> **TASK MATERIAL**:
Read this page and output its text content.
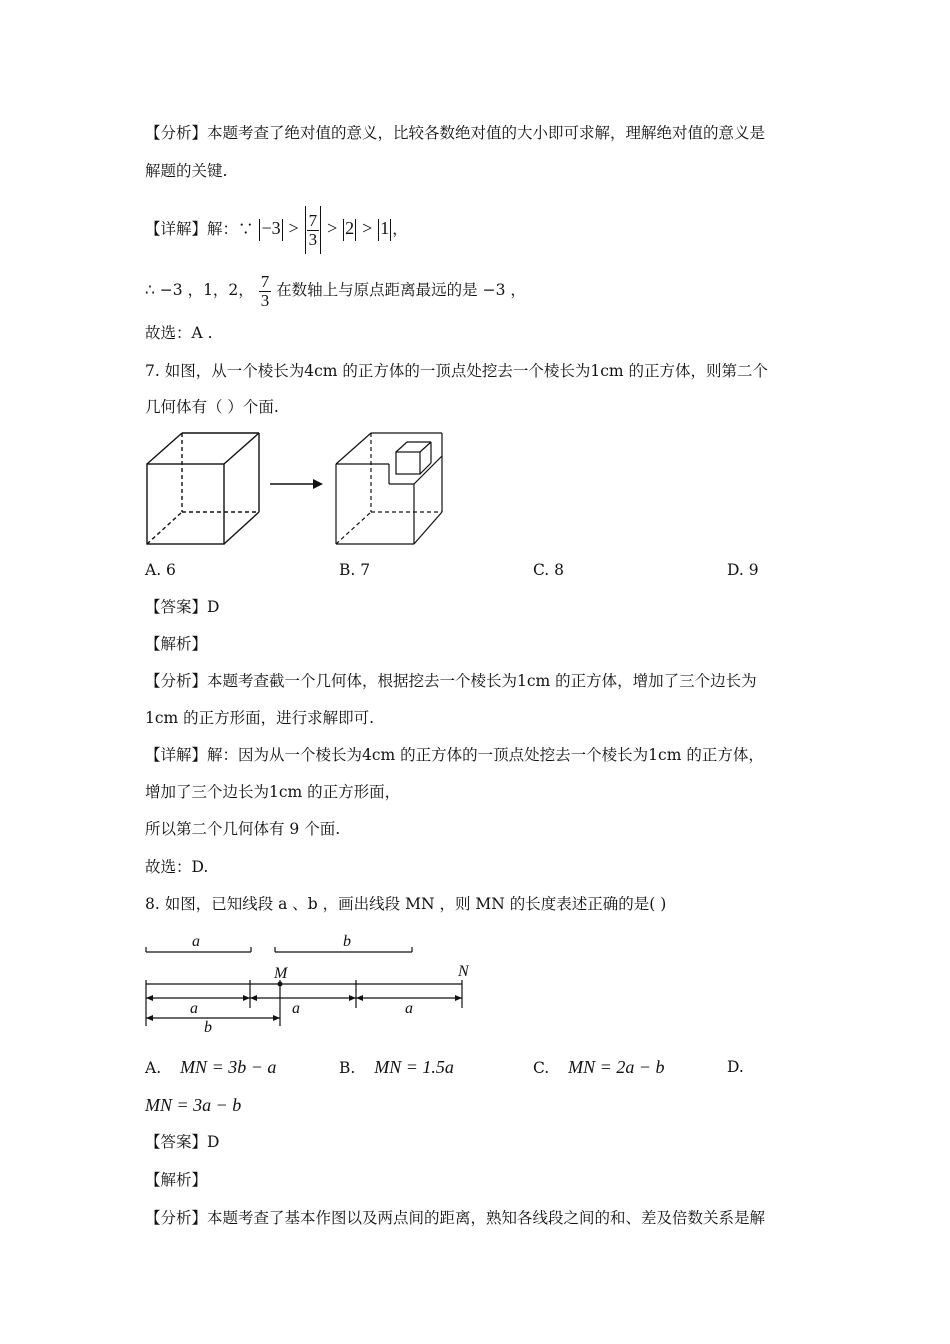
【分析】本题考查了绝对值的意义，比较各数绝对值的大小即可求解，理解绝对值的意义是
解题的关键.
【详解】解：∵ $-3 > \frac{7}{3} > 2 > 1$ ，
∴ −3 ，1，2， $\frac{7}{3}$ 在数轴上与原点距离最远的是 −3 ，
故选：A .
7. 如图，从一个棱长为4cm 的正方体的一顶点处挖去一个棱长为1cm 的正方体，则第二个
几何体有（ ）个面.
A. 6	B. 7	C. 8	D. 9
【答案】D
【解析】
【分析】本题考查截一个几何体，根据挖去一个棱长为1cm 的正方体，增加了三个边长为
1cm 的正方形面，进行求解即可.
【详解】解：因为从一个棱长为4cm 的正方体的一顶点处挖去一个棱长为1cm 的正方体，
增加了三个边长为1cm 的正方形面，
所以第二个几何体有 9 个面.
故选：D.
8. 如图，已知线段 a 、b ，画出线段 MN ，则 MN 的长度表述正确的是( )
a	b
M	N
a	a	a
b
A. MN = 3b − a	B. MN = 1.5a	C. MN = 2a − b	D.
MN = 3a − b
【答案】D
【解析】
【分析】本题考查了基本作图以及两点间的距离，熟知各线段之间的和、差及倍数关系是解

> **STATED GOAL**: Write out again every line above exactly as given; the pictures do not belong in the copy.

> **REPLY TO THE EXERCISE**:
Read this page and output its text content.
【分析】本题考查了绝对值的意义，比较各数绝对值的大小即可求解，理解绝对值的意义是
解题的关键.
【详解】解：∵ $-3 > \frac{7}{3} > 2 > 1$ ，
∴ −3 ，1，2， $\frac{7}{3}$ 在数轴上与原点距离最远的是 −3 ，
故选：A .
7. 如图，从一个棱长为4cm 的正方体的一顶点处挖去一个棱长为1cm 的正方体，则第二个
几何体有（ ）个面.
A. 6	B. 7	C. 8	D. 9
【答案】D
【解析】
【分析】本题考查截一个几何体，根据挖去一个棱长为1cm 的正方体，增加了三个边长为
1cm 的正方形面，进行求解即可.
【详解】解：因为从一个棱长为4cm 的正方体的一顶点处挖去一个棱长为1cm 的正方体，
增加了三个边长为1cm 的正方形面，
所以第二个几何体有 9 个面.
故选：D.
8. 如图，已知线段 a 、b ，画出线段 MN ，则 MN 的长度表述正确的是( )
a	b
M	N
a	a	a
b
A. MN = 3b − a	B. MN = 1.5a	C. MN = 2a − b	D.
MN = 3a − b
【答案】D
【解析】
【分析】本题考查了基本作图以及两点间的距离，熟知各线段之间的和、差及倍数关系是解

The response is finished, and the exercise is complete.